*TEXT PROVIDED:*

::::::::

STEP 10: Finalizing models

Similar to what we went through in Part 3: Analysing with Tidymodels, we also have to finalize the models from the tuning results using the best performing (hyper)-parameter configurations. We are going to do this last fitting of the models using the training set. The first step is to pick a workflow to finalize. Since Random Forest models (RF), boosted tree models (XGB), decision tree models (cart) and generalized linear models (glm) worked well, we’ll extract the best configurations from the sets, update the parameters with the numerically best settings, and fit to the training set.

Extracting best performing model (hyper)-parameter configurations

rf_wf_best_rmse_results_of_race <- 
   wflwset_setup_race_results_clean %>% 
   extract_workflow_set_result("normalized_RF") %>% 
   select_best(metric = "rmse")

xgb_wf_best_rmse_results_of_race <- 
   wflwset_setup_race_results_clean %>% 
   extract_workflow_set_result("interaction_XGB") %>% 
   select_best(metric = "rmse")

cart_wf_best_rmse_results_of_race <- 
   wflwset_setup_race_results_clean %>% 
   extract_workflow_set_result("rm_corr_cart") %>% 
   select_best(metric = "rmse")

glm_wf_best_rmse_results_of_race <- 
   wflwset_setup_race_results_clean %>% 
   extract_workflow_set_result("interaction_glm") %>% 
   select_best(metric = "rmse")

Saving best performing models

Show code
# SAVING THE BEST PERFORMING MODEL CONFIGURATIONS

saveRDS(rf_wf_best_rmse_results_of_race, here::here("TidyModWflSet_OUTPUT","rf_wf_best_rmse_results_of_race.RDS"))
saveRDS(xgb_wf_best_rmse_results_of_race, here::here("TidyModWflSet_OUTPUT","xgb_wf_best_rmse_results_of_race.RDS"))
saveRDS(cart_wf_best_rmse_results_of_race, here::here("TidyModWflSet_OUTPUT","cart_wf_best_rmse_results_of_race.RDS"))
saveRDS(glm_wf_best_rmse_results_of_race, here::here("TidyModWflSet_OUTPUT","glm_wf_best_rmse_results_of_race.RDS"))

Performing last fitting on the whole dataset (traningset + testingset)

rf_best_race_last_fit <- 
   wflwset_setup_race_results_clean %>% 
   extract_workflow("normalized_RF") %>% 
   finalize_workflow(rf_wf_best_rmse_results_of_race) %>% 
   last_fit(split = af.split.wf)

::::::::

*PROVIDED RECORDS:*

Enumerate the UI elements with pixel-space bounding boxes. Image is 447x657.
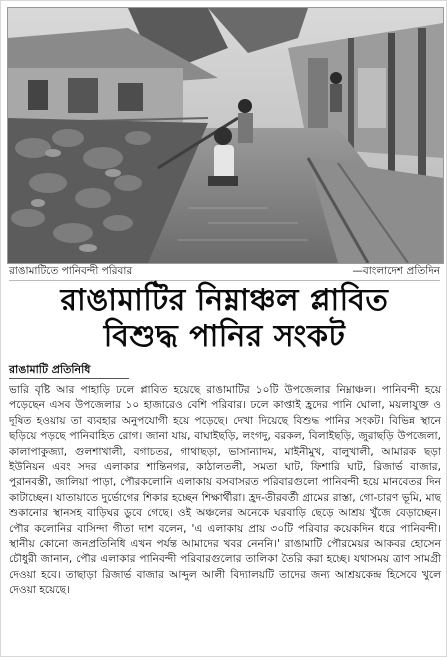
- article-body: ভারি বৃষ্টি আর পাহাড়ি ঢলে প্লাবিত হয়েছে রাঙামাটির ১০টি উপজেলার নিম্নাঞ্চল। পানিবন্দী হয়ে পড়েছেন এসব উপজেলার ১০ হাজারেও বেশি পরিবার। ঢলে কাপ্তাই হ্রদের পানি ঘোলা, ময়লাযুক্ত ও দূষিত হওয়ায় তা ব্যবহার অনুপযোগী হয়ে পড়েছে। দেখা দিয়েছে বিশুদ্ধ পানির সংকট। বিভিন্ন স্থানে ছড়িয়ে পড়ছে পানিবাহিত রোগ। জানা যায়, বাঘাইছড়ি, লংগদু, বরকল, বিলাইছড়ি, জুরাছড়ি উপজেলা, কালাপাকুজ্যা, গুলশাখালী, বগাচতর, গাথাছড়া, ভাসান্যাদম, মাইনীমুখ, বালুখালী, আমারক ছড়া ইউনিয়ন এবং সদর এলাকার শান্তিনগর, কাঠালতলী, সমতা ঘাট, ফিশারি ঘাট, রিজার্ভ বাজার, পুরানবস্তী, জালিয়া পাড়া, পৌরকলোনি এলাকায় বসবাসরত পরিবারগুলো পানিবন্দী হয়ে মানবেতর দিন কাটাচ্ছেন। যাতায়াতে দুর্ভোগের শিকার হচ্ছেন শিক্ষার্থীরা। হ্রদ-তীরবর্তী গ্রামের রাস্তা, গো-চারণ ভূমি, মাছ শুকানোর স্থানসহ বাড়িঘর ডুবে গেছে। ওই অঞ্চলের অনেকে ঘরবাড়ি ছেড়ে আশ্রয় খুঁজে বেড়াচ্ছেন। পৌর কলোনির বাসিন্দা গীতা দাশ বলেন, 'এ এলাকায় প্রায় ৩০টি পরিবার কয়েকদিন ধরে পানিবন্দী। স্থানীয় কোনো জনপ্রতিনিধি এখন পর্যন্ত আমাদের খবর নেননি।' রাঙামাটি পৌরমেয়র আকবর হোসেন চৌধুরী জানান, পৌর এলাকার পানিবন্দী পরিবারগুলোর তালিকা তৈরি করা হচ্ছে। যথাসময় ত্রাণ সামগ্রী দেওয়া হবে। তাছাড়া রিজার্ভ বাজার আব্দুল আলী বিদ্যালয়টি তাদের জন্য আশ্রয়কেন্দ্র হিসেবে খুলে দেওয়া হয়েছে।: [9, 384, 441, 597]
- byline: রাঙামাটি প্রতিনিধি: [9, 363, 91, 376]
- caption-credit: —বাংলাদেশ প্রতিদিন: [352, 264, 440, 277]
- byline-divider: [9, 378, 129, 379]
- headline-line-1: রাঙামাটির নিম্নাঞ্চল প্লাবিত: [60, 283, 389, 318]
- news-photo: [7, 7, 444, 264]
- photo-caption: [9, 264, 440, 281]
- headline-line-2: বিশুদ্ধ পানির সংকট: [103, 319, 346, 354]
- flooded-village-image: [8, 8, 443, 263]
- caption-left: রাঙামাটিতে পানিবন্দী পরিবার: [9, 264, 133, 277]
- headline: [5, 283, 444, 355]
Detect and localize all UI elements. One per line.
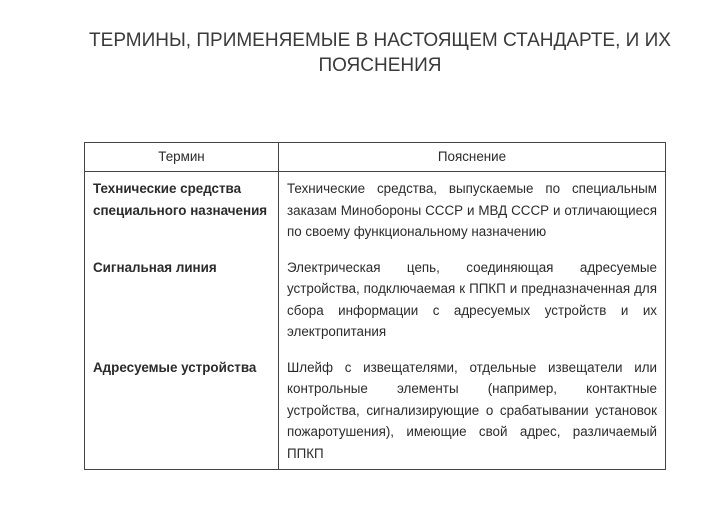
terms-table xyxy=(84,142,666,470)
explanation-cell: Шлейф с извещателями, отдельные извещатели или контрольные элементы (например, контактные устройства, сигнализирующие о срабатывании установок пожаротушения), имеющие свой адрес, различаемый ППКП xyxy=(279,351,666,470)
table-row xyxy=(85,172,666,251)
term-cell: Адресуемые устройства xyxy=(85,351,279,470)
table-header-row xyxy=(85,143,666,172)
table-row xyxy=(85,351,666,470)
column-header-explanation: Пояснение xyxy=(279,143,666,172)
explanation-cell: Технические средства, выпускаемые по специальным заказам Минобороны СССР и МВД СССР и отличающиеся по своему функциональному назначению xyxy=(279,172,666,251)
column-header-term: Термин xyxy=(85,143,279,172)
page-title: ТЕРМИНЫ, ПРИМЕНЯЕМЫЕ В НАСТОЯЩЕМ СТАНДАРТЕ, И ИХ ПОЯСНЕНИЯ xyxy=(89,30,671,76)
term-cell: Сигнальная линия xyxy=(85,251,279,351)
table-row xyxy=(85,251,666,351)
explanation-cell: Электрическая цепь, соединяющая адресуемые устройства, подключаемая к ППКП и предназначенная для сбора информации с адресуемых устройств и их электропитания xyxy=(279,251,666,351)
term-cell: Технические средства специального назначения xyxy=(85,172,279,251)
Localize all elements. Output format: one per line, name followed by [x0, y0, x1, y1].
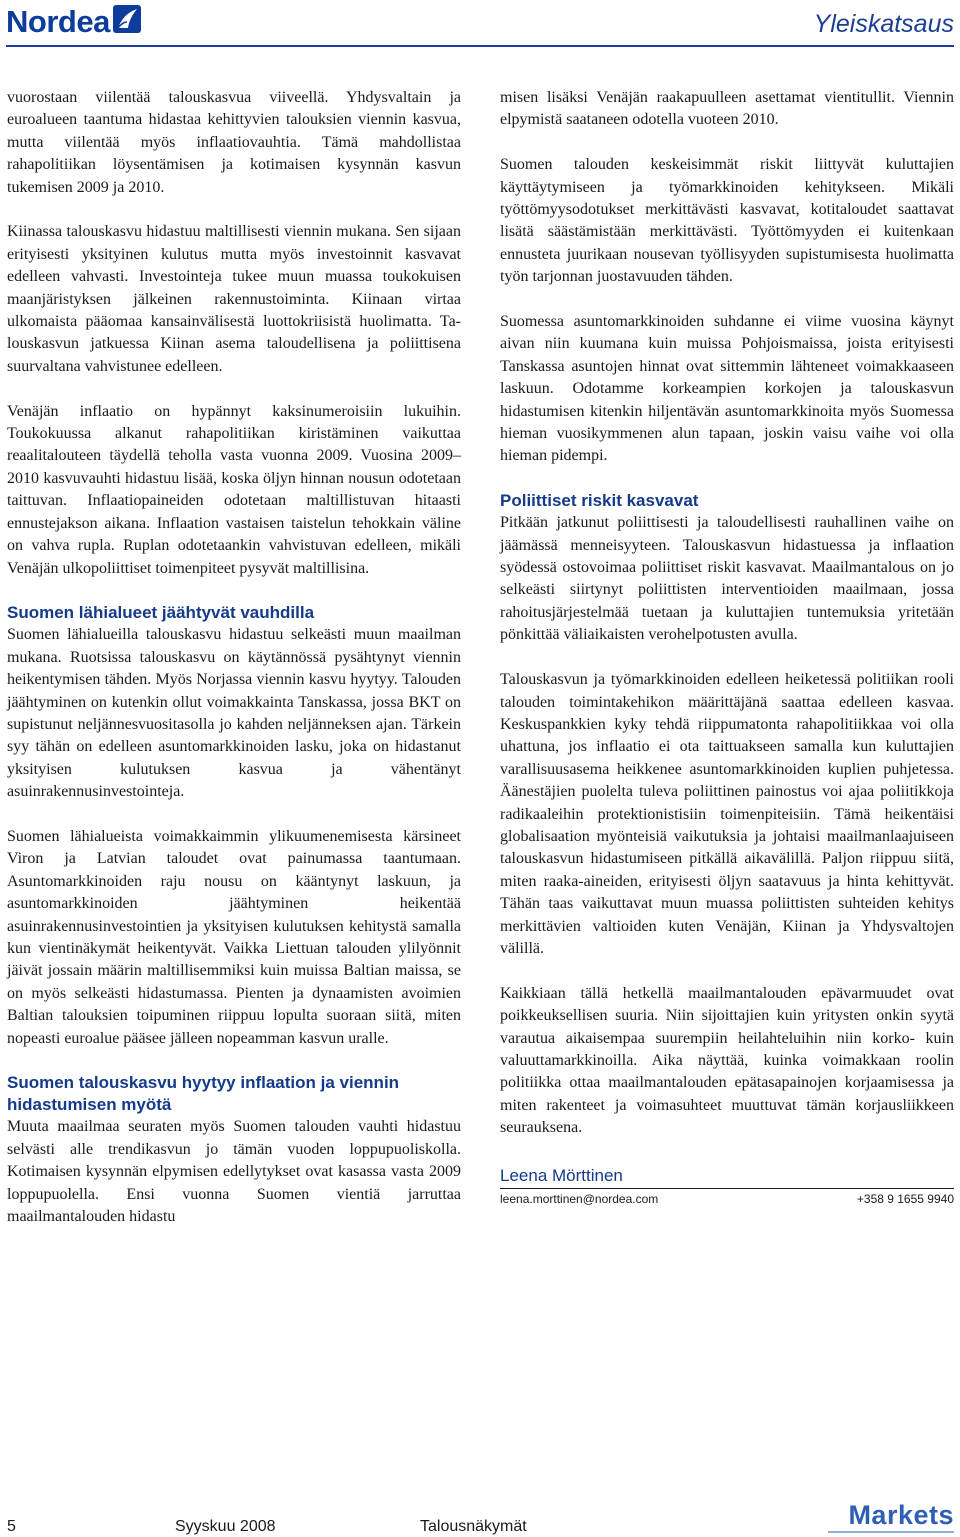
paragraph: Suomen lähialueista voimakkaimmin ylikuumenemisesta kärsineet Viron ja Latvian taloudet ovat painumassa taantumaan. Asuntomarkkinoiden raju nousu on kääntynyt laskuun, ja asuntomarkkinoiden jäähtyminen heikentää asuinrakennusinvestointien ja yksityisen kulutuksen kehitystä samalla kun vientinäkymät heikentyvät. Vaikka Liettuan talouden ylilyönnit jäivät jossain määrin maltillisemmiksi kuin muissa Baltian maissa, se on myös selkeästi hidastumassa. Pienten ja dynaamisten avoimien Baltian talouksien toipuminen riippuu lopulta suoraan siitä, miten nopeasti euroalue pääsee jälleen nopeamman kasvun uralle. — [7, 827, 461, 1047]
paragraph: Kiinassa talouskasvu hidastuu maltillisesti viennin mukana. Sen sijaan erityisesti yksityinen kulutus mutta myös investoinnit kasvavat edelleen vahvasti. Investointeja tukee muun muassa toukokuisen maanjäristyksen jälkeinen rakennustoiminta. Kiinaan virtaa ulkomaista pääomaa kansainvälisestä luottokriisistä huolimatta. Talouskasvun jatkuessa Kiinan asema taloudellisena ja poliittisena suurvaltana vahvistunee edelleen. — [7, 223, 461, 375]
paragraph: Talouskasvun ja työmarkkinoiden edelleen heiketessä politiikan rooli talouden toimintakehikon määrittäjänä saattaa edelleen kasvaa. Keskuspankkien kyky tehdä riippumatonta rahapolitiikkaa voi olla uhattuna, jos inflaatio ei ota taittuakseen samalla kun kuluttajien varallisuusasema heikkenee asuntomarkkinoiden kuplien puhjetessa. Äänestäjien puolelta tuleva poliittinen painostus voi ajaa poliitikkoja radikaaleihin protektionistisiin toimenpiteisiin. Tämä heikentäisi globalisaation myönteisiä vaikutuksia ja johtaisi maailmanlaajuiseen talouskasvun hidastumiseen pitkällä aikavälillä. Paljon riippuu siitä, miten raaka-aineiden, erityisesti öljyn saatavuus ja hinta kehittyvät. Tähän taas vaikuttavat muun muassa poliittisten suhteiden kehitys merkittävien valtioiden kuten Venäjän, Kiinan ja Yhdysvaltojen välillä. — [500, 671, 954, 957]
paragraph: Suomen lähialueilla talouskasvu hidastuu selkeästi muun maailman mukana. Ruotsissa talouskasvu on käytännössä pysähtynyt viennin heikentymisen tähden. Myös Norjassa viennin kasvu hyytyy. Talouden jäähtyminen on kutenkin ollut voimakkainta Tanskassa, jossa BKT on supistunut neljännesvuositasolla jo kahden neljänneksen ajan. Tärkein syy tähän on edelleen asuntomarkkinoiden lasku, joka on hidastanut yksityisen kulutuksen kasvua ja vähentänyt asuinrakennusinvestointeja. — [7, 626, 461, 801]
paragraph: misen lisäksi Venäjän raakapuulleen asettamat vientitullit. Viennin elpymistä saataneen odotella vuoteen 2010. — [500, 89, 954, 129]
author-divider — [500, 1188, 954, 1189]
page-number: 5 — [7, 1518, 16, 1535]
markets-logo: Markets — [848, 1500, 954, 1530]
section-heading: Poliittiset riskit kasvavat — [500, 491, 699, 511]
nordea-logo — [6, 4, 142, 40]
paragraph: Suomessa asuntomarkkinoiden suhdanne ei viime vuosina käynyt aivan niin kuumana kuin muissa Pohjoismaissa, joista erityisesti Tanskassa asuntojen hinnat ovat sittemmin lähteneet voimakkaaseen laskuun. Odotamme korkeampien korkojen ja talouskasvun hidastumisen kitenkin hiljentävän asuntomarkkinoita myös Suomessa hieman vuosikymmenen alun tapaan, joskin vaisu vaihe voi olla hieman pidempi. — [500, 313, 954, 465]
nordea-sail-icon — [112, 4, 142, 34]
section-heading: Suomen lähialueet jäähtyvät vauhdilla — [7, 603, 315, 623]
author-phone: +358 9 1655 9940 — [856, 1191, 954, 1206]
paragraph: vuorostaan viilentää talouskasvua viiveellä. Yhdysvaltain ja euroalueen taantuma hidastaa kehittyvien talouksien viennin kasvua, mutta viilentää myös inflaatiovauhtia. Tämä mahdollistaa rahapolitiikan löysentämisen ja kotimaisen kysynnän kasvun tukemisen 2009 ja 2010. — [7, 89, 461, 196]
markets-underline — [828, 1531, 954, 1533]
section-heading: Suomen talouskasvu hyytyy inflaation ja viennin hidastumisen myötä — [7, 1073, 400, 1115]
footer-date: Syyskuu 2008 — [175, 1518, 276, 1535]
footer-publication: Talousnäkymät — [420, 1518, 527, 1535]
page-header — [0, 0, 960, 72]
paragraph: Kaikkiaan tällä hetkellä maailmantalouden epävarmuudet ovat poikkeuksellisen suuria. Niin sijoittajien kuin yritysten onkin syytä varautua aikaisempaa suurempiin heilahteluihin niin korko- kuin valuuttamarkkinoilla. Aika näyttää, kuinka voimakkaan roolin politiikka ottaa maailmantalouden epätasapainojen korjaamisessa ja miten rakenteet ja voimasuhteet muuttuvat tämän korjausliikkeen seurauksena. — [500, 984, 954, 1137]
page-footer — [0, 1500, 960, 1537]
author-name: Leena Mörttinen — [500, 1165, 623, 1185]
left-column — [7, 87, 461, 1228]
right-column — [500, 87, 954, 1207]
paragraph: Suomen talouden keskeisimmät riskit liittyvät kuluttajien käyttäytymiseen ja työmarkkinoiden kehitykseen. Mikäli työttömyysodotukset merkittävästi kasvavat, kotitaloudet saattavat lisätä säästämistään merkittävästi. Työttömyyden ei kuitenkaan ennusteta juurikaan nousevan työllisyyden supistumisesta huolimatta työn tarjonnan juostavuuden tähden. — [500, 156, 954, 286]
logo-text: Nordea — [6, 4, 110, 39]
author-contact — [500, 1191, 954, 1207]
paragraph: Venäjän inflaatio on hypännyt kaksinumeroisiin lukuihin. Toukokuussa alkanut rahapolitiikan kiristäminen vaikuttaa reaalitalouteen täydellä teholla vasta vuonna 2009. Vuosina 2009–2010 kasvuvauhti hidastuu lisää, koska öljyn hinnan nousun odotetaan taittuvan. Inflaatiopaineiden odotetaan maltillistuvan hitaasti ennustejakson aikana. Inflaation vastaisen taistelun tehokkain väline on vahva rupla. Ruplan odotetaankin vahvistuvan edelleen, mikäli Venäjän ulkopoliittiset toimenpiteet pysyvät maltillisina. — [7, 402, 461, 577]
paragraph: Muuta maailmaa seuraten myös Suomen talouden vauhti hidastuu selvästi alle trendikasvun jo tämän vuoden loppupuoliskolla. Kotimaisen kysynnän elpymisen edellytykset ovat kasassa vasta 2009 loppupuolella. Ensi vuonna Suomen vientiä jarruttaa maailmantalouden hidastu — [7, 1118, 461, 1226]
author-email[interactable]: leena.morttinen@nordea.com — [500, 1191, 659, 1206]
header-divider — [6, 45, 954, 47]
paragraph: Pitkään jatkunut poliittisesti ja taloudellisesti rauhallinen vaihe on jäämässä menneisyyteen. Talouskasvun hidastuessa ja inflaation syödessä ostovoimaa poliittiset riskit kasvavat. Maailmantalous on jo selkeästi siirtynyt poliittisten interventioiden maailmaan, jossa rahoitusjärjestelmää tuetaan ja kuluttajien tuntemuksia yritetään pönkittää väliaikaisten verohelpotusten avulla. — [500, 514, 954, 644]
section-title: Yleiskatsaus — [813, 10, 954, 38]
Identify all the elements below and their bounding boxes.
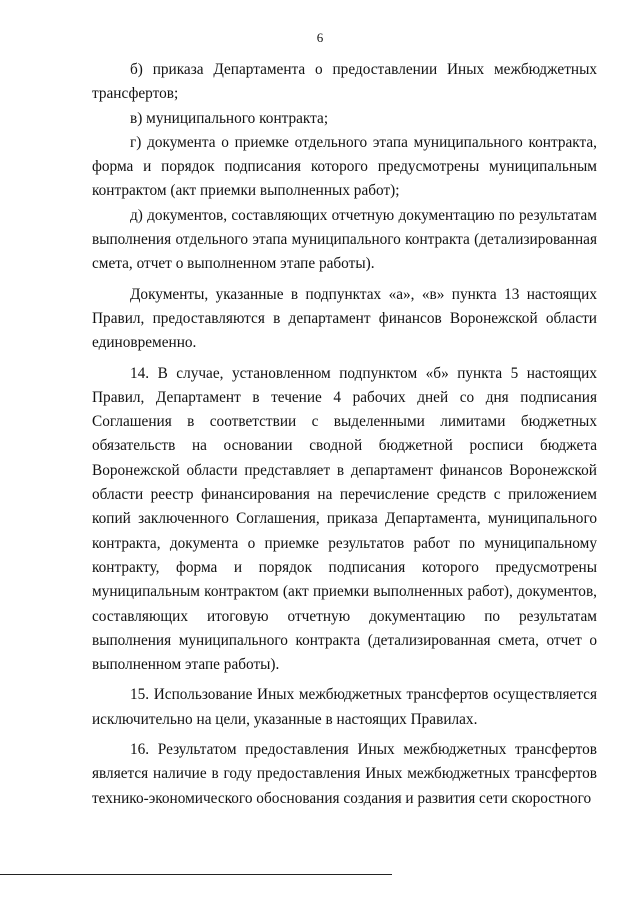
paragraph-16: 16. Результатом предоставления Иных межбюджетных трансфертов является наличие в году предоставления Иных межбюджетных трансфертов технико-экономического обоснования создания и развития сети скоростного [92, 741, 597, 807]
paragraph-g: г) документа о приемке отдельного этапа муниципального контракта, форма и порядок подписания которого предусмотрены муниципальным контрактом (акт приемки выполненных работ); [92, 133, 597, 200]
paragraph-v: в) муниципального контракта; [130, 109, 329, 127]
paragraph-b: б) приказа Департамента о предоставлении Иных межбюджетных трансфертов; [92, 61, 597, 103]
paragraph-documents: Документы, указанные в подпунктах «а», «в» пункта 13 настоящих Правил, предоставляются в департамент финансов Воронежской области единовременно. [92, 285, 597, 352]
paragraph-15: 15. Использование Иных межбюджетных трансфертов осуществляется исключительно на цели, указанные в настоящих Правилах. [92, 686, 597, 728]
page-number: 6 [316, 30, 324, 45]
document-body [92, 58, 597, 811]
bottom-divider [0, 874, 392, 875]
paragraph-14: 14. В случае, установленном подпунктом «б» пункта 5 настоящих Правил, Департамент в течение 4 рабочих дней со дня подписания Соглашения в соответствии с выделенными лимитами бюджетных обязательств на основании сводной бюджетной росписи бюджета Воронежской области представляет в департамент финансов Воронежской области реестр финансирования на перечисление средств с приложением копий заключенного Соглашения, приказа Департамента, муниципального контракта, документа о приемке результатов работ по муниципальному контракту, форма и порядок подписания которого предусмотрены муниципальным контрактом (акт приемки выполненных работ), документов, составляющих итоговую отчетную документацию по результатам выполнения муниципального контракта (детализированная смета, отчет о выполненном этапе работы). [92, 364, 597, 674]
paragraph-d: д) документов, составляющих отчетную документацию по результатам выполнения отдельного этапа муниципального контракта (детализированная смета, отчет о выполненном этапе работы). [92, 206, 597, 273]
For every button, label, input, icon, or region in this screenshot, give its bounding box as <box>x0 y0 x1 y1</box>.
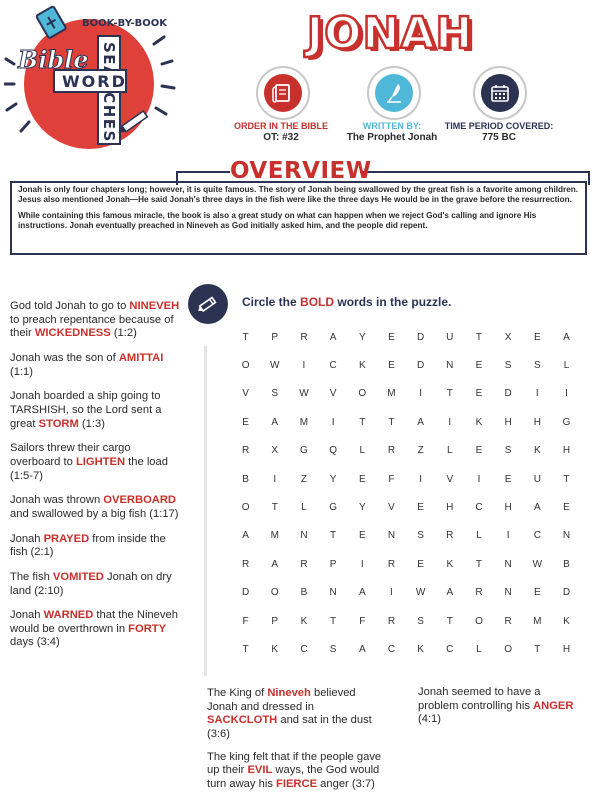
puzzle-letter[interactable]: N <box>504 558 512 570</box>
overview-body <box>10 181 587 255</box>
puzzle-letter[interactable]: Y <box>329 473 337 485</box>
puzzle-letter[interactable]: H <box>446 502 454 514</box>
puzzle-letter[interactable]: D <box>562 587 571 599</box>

::::::::

*GIVEN REQUEST 1:* List every workflow name passed to extract_workflow_set_result in the text on finalizing models above.
*GIVEN REQUEST 2:* Copy the entries from the line that contains "paragraph-16: 16. Результатом" down to the line that contains "bottom-divider [0, 874, 392, 875]", including both of those lines.

*EXERCISE SOLUTION 1:*
- "normalized_RF"
- "interaction_XGB"
- "rm_corr_cart"
- "interaction_glm"

*EXERCISE SOLUTION 2:*
paragraph-16: 16. Результатом предоставления Иных межбюджетных трансфертов является наличие в году предоставления Иных межбюджетных трансфертов технико-экономического обоснования создания и развития сети скоростного [92, 741, 597, 807]
paragraph-g: г) документа о приемке отдельного этапа муниципального контракта, форма и порядок подписания которого предусмотрены муниципальным контрактом (акт приемки выполненных работ); [92, 133, 597, 200]
paragraph-v: в) муниципального контракта; [130, 109, 329, 127]
paragraph-b: б) приказа Департамента о предоставлении Иных межбюджетных трансфертов; [92, 61, 597, 103]
paragraph-documents: Документы, указанные в подпунктах «а», «в» пункта 13 настоящих Правил, предоставляются в департамент финансов Воронежской области единовременно. [92, 285, 597, 352]
paragraph-15: 15. Использование Иных межбюджетных трансфертов осуществляется исключительно на цели, указанные в настоящих Правилах. [92, 686, 597, 728]
page-number: 6 [316, 30, 324, 45]
document-body [92, 58, 597, 811]
bottom-divider [0, 874, 392, 875]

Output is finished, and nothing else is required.